SET EXERCISE: Only a number is expected: how many lines in the data below contain the word "Délkelet".
☆ ☆ ☆ ☆
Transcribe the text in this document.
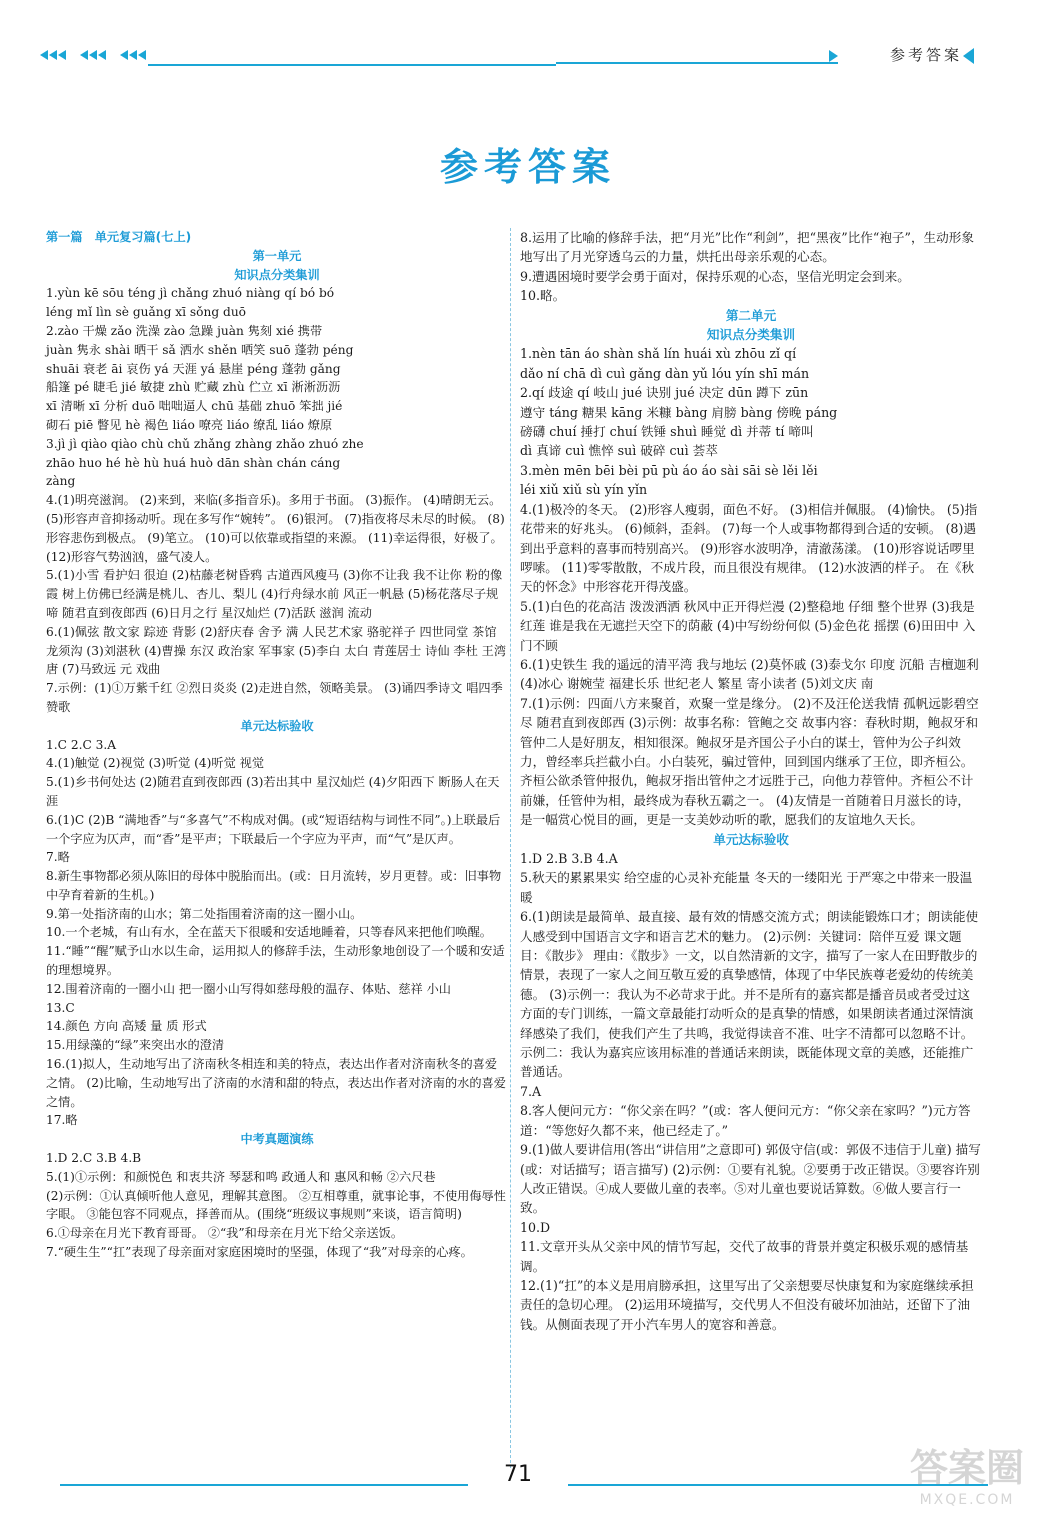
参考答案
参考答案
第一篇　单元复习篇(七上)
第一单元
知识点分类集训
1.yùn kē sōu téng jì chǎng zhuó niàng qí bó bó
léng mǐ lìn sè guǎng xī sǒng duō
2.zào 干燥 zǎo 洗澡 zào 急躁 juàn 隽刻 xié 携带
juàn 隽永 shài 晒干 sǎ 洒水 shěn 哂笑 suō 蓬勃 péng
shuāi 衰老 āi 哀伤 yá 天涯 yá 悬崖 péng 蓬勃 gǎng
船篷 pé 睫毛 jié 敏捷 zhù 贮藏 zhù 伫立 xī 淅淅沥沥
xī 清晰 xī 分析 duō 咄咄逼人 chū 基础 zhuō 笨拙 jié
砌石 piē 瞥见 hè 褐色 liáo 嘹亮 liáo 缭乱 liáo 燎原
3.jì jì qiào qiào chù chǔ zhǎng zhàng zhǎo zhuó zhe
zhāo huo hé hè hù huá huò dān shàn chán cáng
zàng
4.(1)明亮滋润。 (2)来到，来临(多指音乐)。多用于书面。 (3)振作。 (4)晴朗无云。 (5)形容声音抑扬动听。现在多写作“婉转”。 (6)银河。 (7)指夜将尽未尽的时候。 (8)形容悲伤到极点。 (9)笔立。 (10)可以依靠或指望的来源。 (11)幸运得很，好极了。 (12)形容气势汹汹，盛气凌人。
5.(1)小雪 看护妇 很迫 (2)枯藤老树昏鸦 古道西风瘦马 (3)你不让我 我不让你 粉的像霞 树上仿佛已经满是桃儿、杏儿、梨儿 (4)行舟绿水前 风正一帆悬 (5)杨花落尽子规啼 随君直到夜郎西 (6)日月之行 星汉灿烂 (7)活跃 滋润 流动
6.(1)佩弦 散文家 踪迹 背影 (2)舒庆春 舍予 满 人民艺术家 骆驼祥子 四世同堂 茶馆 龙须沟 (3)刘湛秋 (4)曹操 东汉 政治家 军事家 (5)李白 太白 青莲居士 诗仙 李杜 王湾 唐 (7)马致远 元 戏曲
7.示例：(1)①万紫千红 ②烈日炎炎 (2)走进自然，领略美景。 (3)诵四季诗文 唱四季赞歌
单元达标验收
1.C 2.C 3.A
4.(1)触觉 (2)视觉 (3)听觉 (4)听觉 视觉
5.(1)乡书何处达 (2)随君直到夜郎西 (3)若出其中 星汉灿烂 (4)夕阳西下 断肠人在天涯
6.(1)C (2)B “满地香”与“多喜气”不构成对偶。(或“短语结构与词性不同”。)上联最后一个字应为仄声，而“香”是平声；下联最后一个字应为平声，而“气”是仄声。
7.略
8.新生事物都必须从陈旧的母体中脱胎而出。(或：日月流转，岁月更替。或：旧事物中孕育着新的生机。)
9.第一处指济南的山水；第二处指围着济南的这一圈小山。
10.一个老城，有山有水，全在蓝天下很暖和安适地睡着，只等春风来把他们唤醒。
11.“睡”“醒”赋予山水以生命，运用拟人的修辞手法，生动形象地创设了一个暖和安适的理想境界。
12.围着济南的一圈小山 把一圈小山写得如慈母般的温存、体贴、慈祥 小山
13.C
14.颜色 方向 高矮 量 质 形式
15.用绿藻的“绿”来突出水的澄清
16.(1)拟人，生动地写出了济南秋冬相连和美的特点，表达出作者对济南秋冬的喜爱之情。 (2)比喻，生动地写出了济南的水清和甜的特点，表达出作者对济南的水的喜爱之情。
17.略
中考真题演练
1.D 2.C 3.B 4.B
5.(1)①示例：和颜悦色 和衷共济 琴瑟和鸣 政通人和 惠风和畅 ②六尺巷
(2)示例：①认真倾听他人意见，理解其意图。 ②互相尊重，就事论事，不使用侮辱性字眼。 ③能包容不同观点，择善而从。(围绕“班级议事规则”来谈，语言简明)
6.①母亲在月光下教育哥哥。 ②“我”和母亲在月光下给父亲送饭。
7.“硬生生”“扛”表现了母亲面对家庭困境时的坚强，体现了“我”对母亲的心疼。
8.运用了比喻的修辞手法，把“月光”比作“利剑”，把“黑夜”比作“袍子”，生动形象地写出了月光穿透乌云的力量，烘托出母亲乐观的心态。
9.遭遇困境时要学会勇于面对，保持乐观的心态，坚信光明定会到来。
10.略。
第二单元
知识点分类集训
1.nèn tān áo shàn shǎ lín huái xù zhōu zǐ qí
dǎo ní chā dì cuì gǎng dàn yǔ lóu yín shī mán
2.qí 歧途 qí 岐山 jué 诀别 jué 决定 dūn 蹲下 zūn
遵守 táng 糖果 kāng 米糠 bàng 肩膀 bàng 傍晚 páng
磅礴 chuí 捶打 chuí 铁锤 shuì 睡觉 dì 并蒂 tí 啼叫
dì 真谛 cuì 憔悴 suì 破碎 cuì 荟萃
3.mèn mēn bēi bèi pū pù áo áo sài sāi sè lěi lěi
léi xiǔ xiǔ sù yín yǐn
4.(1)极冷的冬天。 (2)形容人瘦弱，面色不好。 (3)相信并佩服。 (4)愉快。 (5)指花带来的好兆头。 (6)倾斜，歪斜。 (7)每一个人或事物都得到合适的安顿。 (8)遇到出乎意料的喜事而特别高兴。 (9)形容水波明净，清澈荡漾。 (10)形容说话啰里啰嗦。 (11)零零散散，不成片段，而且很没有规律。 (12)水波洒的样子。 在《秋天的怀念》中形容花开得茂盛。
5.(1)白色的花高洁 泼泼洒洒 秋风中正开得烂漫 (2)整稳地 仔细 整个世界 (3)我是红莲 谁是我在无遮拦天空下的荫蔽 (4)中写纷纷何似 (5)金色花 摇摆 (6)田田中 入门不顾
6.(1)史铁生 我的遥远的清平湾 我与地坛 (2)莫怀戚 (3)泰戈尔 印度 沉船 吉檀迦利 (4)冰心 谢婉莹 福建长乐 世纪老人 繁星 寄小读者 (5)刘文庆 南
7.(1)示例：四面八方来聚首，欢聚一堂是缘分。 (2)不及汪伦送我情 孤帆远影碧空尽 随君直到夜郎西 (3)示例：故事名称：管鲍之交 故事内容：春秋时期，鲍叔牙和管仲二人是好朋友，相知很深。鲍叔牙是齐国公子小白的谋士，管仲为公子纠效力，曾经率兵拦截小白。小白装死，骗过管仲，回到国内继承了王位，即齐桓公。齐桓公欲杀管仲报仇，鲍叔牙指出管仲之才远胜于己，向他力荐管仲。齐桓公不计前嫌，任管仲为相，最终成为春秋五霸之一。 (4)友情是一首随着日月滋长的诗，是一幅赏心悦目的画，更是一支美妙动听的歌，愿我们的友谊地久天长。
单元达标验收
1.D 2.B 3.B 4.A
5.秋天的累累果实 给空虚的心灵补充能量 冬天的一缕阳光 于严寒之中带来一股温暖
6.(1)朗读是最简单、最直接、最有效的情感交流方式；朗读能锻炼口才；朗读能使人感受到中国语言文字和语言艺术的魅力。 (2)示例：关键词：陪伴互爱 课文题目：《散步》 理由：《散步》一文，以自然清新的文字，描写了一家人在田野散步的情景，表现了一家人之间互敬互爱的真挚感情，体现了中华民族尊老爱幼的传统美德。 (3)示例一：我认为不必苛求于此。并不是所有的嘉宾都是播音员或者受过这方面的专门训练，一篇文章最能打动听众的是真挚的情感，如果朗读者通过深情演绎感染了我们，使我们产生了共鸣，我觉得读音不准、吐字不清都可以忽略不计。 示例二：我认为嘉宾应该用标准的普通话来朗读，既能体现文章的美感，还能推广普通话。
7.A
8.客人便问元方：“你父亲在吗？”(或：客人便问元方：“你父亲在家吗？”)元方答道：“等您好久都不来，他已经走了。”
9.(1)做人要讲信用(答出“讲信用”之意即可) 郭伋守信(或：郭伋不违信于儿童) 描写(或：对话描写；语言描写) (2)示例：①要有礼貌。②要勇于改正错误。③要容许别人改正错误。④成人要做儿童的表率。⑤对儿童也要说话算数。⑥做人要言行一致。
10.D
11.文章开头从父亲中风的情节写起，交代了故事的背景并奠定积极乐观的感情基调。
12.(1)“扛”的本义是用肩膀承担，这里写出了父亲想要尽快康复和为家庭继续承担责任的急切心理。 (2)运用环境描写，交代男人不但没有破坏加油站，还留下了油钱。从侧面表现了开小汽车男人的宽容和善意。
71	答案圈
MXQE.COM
☆ ☆ ☆ ☆
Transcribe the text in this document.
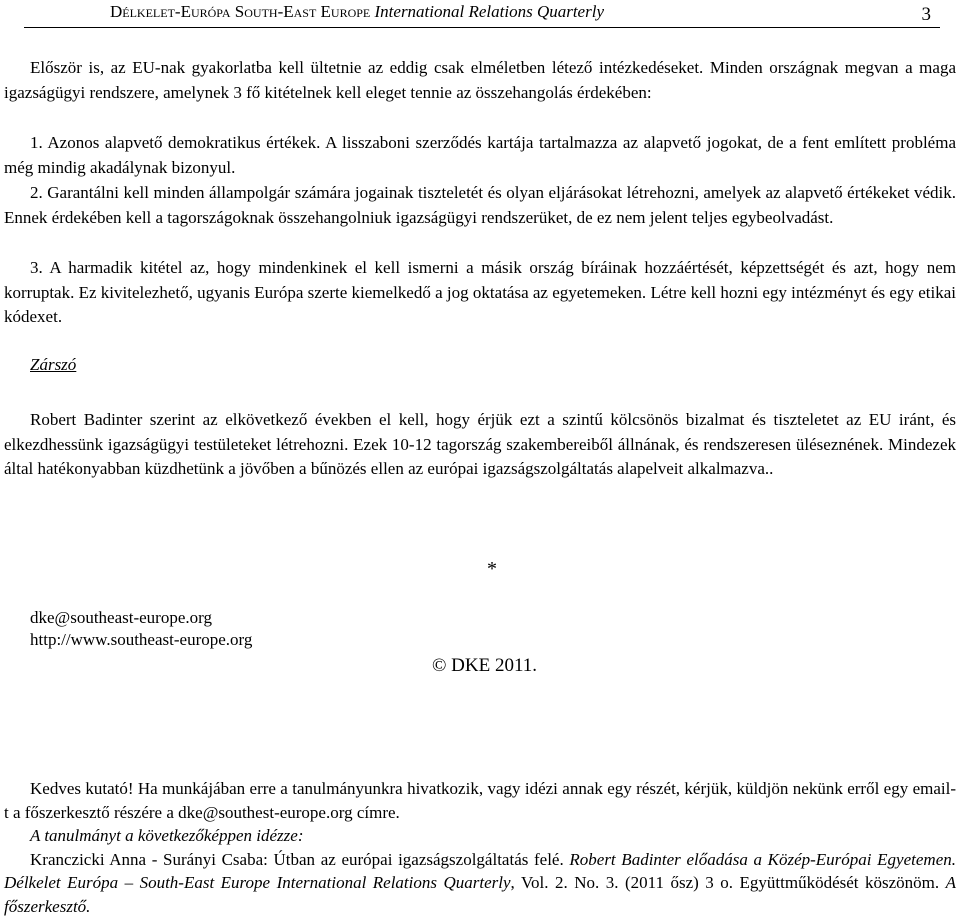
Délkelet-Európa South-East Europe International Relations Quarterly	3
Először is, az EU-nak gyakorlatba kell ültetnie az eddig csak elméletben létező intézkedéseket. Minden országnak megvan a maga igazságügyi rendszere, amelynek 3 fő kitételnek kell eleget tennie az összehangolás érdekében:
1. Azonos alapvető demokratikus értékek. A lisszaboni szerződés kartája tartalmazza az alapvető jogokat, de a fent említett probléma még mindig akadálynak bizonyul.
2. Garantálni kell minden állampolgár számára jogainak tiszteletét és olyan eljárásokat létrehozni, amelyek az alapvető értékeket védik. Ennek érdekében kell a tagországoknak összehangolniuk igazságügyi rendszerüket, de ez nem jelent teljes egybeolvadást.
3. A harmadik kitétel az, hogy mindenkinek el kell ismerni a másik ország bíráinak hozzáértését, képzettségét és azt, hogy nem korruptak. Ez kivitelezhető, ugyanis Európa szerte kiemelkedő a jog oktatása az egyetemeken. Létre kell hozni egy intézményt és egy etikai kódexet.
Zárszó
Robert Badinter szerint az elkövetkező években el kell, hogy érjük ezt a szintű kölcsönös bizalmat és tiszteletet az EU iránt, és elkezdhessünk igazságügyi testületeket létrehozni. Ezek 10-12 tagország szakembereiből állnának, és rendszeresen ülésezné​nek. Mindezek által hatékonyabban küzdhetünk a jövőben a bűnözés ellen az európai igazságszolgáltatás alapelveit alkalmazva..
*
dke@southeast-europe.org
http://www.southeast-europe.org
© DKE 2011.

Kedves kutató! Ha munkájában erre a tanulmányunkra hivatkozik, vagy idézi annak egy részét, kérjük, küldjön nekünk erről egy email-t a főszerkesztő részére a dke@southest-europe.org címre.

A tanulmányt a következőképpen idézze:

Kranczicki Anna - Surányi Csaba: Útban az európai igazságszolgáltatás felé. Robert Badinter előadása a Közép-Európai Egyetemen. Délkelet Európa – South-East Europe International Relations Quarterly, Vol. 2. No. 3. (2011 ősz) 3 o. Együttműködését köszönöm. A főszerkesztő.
☆ ☆ ☆ ☆
RESULT: 2